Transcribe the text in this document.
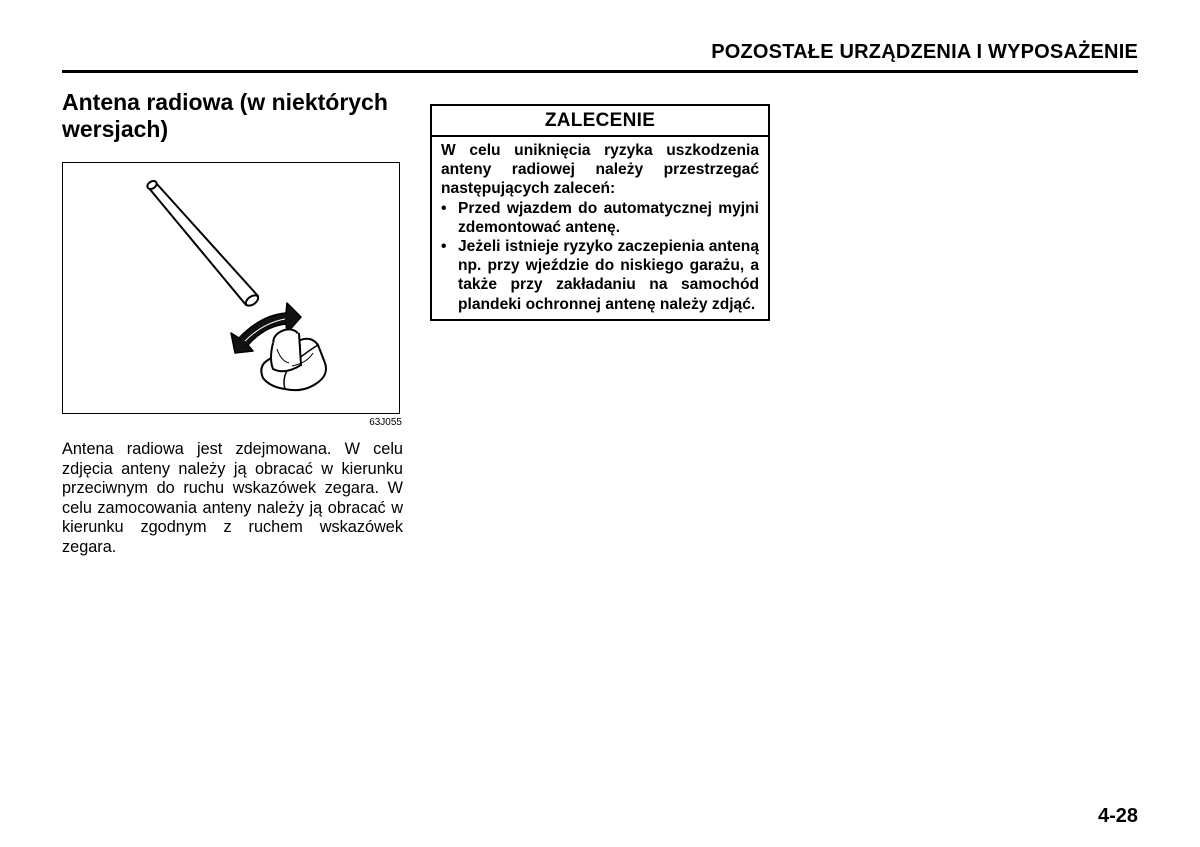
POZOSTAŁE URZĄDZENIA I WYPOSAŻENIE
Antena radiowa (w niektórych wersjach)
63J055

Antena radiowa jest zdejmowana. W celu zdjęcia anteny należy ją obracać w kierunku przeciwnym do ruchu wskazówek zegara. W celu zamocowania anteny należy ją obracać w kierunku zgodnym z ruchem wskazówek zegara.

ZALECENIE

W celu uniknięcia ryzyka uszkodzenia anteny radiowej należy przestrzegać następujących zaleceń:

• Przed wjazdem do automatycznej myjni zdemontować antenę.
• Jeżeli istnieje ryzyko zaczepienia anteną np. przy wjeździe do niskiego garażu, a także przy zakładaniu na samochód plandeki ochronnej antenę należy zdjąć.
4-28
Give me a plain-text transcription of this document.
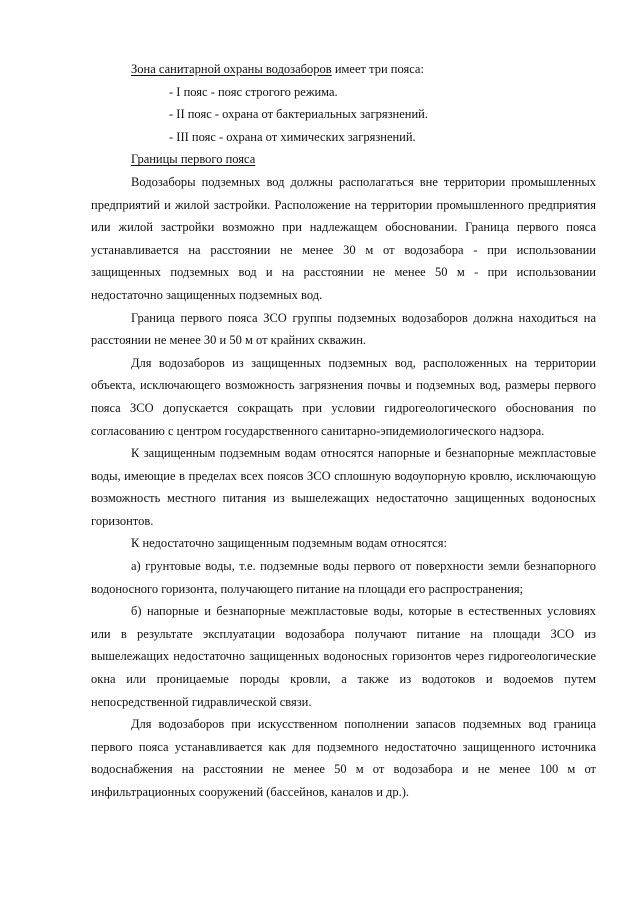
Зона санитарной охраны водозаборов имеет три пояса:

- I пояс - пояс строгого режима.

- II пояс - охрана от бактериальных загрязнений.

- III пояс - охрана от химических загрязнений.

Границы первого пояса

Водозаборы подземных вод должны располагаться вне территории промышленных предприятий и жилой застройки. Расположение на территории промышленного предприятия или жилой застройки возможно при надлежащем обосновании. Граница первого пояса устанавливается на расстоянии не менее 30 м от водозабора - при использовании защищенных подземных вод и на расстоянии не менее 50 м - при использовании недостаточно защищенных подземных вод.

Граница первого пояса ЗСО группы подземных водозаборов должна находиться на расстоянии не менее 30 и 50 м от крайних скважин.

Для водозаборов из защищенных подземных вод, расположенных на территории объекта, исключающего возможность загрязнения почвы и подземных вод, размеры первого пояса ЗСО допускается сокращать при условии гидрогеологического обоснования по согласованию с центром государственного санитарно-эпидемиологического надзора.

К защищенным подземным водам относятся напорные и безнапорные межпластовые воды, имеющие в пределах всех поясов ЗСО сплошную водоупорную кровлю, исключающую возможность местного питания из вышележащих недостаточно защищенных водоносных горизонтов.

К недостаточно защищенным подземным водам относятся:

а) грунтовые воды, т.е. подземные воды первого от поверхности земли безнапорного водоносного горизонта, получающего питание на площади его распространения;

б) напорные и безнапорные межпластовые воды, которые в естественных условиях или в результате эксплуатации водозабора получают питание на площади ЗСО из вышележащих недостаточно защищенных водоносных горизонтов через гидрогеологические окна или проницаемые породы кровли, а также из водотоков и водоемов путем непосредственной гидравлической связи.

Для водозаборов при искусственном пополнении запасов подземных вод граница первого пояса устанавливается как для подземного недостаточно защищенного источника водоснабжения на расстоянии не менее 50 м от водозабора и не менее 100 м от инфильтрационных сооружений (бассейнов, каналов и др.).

+++++

- _WRITTEN EXERCISE_
In your copy of the records, include no pictures; repeat everything else exactly.

- _FULL RESPONSE_
Transcribe the text in this document.
POZOSTAŁE URZĄDZENIA I WYPOSAŻENIE
Antena radiowa (w niektórych wersjach)
63J055

Antena radiowa jest zdejmowana. W celu zdjęcia anteny należy ją obracać w kierunku przeciwnym do ruchu wskazówek zegara. W celu zamocowania anteny należy ją obracać w kierunku zgodnym z ruchem wskazówek zegara.

ZALECENIE

W celu uniknięcia ryzyka uszkodzenia anteny radiowej należy przestrzegać następujących zaleceń:

• Przed wjazdem do automatycznej myjni zdemontować antenę.
• Jeżeli istnieje ryzyko zaczepienia anteną np. przy wjeździe do niskiego garażu, a także przy zakładaniu na samochód plandeki ochronnej antenę należy zdjąć.
4-28
Give me a plain-text transcription of this document.
Зона санитарной охраны водозаборов имеет три пояса:

- I пояс - пояс строгого режима.

- II пояс - охрана от бактериальных загрязнений.

- III пояс - охрана от химических загрязнений.

Границы первого пояса

Водозаборы подземных вод должны располагаться вне территории промышленных предприятий и жилой застройки. Расположение на территории промышленного предприятия или жилой застройки возможно при надлежащем обосновании. Граница первого пояса устанавливается на расстоянии не менее 30 м от водозабора - при использовании защищенных подземных вод и на расстоянии не менее 50 м - при использовании недостаточно защищенных подземных вод.

Граница первого пояса ЗСО группы подземных водозаборов должна находиться на расстоянии не менее 30 и 50 м от крайних скважин.

Для водозаборов из защищенных подземных вод, расположенных на территории объекта, исключающего возможность загрязнения почвы и подземных вод, размеры первого пояса ЗСО допускается сокращать при условии гидрогеологического обоснования по согласованию с центром государственного санитарно-эпидемиологического надзора.

К защищенным подземным водам относятся напорные и безнапорные межпластовые воды, имеющие в пределах всех поясов ЗСО сплошную водоупорную кровлю, исключающую возможность местного питания из вышележащих недостаточно защищенных водоносных горизонтов.

К недостаточно защищенным подземным водам относятся:

а) грунтовые воды, т.е. подземные воды первого от поверхности земли безнапорного водоносного горизонта, получающего питание на площади его распространения;

б) напорные и безнапорные межпластовые воды, которые в естественных условиях или в результате эксплуатации водозабора получают питание на площади ЗСО из вышележащих недостаточно защищенных водоносных горизонтов через гидрогеологические окна или проницаемые породы кровли, а также из водотоков и водоемов путем непосредственной гидравлической связи.

Для водозаборов при искусственном пополнении запасов подземных вод граница первого пояса устанавливается как для подземного недостаточно защищенного источника водоснабжения на расстоянии не менее 50 м от водозабора и не менее 100 м от инфильтрационных сооружений (бассейнов, каналов и др.).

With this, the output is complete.